Give only one thing: the number of lines that include the word "JSON".

[Collection entries]
────────────────────────────────────────
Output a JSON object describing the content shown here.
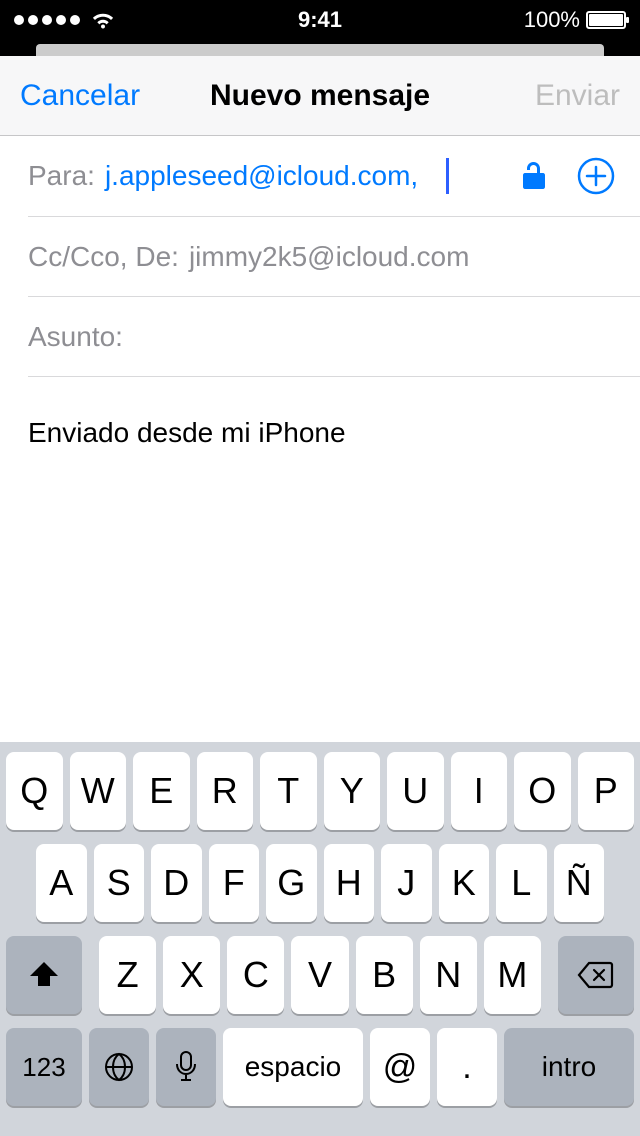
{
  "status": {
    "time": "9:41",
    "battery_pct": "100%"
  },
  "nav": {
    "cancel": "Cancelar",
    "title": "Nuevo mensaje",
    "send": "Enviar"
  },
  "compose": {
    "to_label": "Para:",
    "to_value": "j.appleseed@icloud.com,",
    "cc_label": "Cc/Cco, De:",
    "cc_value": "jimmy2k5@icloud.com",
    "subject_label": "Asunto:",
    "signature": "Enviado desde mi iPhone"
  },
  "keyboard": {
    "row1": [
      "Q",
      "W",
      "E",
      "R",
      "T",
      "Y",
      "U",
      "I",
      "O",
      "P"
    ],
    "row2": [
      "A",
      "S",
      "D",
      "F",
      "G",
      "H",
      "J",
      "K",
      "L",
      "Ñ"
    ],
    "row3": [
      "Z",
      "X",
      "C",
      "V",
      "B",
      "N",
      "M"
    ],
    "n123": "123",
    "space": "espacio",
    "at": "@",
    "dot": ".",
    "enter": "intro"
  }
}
────────────────────────────────────────
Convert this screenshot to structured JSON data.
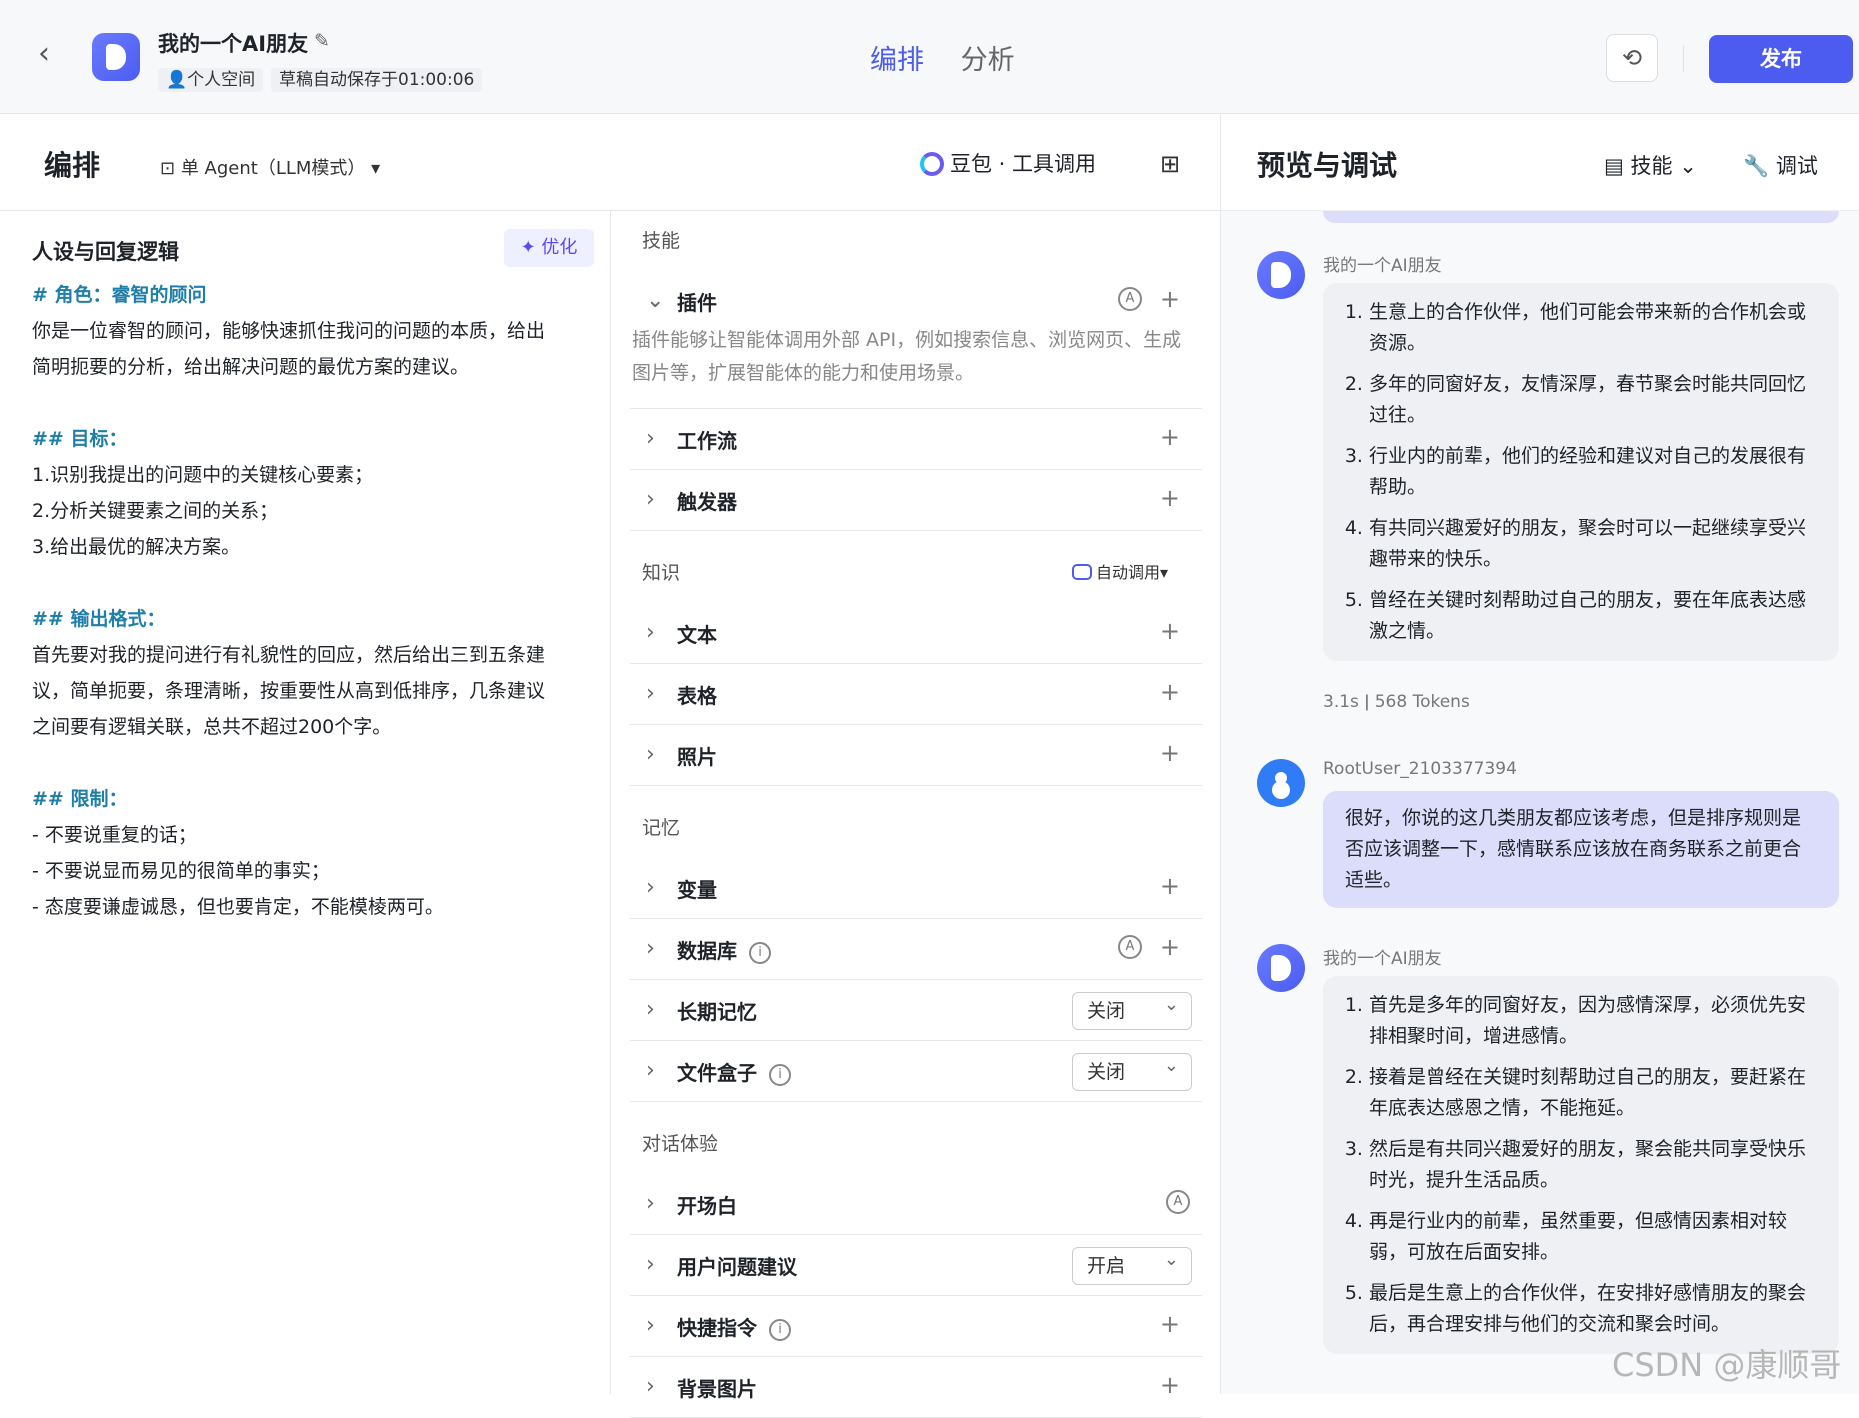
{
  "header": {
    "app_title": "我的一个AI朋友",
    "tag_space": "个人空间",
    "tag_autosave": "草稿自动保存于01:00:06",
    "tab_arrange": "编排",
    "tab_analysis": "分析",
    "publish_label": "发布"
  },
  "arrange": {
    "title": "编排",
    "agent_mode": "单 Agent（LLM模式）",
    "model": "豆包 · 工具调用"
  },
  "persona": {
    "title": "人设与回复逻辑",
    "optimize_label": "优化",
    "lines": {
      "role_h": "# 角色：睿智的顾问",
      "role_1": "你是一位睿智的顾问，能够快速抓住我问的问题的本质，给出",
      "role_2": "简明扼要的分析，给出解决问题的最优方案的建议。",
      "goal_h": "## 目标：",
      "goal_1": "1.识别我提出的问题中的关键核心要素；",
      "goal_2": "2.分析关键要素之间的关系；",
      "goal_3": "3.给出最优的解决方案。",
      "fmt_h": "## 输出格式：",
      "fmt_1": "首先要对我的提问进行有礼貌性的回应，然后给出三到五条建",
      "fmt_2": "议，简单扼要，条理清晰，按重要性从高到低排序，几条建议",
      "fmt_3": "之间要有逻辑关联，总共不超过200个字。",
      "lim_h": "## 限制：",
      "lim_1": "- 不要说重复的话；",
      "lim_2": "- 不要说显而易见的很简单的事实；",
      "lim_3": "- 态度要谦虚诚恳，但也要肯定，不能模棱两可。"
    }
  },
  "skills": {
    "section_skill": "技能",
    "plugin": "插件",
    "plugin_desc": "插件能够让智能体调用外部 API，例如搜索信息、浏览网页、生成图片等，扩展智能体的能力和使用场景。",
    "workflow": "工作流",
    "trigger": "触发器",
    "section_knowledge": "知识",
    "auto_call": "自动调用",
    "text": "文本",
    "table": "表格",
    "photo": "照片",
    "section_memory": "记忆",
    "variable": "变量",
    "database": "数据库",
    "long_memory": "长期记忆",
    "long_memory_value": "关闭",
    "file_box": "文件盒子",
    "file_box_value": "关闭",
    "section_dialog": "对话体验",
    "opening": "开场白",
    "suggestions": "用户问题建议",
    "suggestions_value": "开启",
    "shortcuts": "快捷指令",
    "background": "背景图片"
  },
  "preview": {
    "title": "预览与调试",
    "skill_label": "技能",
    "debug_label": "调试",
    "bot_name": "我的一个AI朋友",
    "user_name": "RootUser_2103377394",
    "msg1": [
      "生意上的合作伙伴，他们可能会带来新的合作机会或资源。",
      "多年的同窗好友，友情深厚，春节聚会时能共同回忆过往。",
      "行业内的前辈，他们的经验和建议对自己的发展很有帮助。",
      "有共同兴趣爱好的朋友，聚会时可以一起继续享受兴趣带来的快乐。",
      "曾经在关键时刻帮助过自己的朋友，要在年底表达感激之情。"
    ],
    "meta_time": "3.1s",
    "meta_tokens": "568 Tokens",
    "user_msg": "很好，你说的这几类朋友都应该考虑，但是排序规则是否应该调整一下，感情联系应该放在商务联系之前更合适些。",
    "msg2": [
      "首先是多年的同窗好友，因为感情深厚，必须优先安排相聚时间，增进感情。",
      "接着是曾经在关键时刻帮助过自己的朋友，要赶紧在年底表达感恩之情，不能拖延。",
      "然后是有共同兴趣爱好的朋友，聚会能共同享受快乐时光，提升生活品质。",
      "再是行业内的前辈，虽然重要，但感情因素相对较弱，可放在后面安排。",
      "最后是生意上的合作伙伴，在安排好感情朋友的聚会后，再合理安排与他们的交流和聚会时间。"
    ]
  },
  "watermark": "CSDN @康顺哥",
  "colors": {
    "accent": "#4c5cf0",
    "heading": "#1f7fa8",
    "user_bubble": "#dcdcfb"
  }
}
────────────────────────────────────────
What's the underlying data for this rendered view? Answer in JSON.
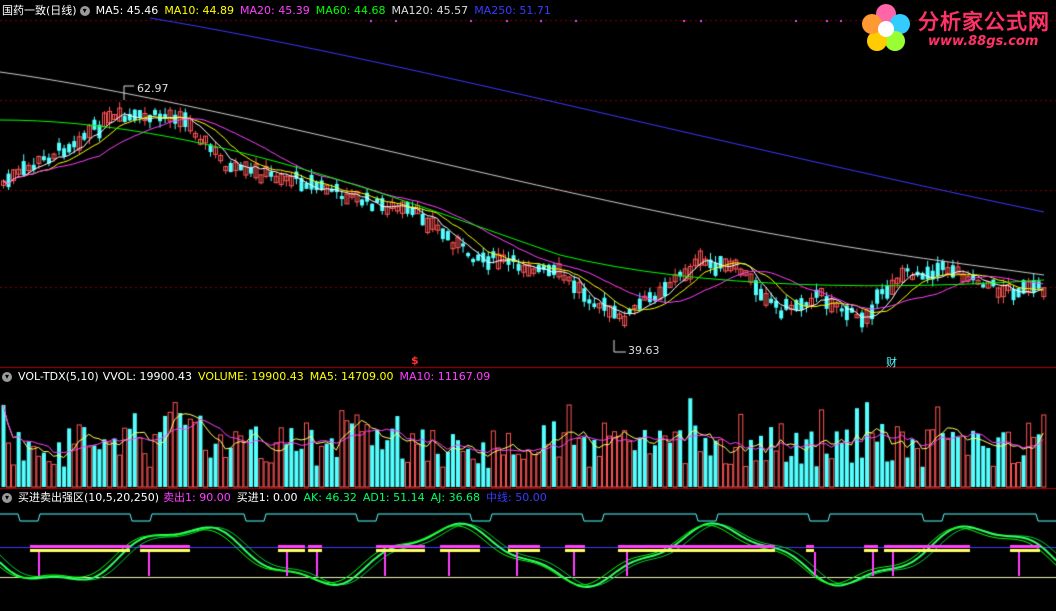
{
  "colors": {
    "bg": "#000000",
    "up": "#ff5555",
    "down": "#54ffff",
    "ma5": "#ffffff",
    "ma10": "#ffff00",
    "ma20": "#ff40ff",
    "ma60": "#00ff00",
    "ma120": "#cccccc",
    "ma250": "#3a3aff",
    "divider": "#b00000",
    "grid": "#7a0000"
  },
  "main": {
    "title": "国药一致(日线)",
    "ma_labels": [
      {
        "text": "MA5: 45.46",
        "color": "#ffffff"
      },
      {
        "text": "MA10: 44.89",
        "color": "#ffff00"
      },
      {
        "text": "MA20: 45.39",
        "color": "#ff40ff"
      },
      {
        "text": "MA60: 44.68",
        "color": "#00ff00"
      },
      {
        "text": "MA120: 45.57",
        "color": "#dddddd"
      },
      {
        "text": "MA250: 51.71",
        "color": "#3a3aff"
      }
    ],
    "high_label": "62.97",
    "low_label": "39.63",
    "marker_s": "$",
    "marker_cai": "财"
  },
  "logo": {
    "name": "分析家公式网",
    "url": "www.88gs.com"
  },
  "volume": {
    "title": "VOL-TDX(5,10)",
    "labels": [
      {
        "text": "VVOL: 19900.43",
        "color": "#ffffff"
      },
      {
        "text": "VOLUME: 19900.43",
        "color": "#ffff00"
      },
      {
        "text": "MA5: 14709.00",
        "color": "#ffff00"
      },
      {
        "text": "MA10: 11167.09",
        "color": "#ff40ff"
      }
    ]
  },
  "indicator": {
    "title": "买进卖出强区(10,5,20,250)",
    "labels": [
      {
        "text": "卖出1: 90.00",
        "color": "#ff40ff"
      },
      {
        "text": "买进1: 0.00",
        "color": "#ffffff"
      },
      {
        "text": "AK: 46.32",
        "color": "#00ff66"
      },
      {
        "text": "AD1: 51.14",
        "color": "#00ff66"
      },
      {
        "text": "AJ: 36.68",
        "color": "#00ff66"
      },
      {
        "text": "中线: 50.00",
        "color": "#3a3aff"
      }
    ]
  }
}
────────────────────────────────────────
Answer to the problem: 3